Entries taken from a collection
[Start]
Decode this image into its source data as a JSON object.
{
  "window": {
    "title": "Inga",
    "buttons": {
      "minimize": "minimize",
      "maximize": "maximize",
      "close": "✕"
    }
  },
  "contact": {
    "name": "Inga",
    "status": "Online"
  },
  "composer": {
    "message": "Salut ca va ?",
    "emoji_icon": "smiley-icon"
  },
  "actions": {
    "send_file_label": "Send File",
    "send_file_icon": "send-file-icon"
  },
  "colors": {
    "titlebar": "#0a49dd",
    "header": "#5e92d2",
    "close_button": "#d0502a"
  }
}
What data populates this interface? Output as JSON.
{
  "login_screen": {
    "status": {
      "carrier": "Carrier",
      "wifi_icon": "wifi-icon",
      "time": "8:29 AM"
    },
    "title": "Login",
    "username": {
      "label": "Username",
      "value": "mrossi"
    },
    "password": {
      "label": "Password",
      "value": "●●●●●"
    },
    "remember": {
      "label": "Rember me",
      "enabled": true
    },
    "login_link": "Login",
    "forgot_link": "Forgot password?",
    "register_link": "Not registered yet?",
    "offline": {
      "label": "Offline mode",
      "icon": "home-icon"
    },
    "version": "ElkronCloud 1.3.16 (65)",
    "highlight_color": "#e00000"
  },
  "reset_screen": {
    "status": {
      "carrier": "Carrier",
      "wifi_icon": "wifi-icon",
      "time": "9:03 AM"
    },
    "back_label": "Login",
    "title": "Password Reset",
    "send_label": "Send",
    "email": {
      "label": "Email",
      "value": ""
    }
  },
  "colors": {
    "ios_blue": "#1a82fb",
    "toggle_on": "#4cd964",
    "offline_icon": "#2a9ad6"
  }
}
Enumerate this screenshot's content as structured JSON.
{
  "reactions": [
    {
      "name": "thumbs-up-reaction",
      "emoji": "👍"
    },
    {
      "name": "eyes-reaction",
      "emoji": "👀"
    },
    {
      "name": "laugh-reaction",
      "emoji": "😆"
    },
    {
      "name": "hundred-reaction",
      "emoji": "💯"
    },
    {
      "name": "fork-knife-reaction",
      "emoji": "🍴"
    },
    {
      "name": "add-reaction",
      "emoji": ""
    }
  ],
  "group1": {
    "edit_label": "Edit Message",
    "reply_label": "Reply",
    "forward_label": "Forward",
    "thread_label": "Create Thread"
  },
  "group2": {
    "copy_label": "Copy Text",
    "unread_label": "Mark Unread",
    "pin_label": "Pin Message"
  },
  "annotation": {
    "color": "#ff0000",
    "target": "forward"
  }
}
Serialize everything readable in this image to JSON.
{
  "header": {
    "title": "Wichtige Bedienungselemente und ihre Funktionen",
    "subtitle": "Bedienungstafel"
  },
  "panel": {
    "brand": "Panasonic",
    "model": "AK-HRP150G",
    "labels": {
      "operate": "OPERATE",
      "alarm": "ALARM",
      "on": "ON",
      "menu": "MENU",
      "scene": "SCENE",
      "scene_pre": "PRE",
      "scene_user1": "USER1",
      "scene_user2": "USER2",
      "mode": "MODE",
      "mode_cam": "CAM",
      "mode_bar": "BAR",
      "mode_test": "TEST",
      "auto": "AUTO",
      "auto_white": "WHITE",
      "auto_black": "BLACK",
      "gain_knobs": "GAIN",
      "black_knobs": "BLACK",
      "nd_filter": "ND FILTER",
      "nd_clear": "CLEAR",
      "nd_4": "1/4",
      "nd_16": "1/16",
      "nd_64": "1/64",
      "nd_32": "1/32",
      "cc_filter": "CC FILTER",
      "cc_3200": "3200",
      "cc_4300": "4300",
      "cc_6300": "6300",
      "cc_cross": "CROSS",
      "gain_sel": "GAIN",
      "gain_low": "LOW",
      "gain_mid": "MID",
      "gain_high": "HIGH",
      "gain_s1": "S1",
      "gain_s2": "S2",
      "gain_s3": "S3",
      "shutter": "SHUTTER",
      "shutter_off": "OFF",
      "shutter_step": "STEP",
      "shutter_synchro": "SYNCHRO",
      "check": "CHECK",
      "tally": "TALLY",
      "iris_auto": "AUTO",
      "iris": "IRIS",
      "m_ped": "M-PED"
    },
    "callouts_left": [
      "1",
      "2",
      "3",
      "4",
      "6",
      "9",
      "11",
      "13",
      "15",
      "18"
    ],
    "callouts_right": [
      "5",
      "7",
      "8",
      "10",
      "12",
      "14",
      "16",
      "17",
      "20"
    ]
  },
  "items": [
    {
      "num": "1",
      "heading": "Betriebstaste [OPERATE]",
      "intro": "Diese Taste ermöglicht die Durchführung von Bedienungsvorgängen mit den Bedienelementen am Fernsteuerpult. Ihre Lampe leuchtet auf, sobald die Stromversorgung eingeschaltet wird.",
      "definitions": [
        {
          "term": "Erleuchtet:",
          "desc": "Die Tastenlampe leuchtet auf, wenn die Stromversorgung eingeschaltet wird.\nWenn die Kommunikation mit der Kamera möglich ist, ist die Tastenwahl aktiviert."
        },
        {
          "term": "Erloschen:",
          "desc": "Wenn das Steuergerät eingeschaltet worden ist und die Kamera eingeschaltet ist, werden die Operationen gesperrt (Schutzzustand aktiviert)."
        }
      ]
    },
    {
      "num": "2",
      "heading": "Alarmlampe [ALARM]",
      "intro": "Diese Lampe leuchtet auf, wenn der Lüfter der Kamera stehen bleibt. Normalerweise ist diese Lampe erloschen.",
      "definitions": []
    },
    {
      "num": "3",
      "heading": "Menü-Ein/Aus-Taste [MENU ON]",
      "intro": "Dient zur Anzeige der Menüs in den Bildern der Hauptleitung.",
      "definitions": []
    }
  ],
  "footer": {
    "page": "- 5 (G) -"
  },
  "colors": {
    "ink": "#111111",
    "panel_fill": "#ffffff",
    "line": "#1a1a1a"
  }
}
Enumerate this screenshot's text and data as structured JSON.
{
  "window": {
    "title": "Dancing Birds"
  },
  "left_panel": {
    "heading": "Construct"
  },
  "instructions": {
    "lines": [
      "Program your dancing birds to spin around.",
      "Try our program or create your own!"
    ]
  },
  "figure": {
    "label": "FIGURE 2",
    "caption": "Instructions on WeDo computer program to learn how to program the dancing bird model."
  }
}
[End]
▶ What needs to be done:
Copy each line above that contains the string "heading".

▶ The result:
      "heading": "Betriebstaste [OPERATE]",
      "heading": "Alarmlampe [ALARM]",
      "heading": "Menü-Ein/Aus-Taste [MENU ON]",
    "heading": "Construct"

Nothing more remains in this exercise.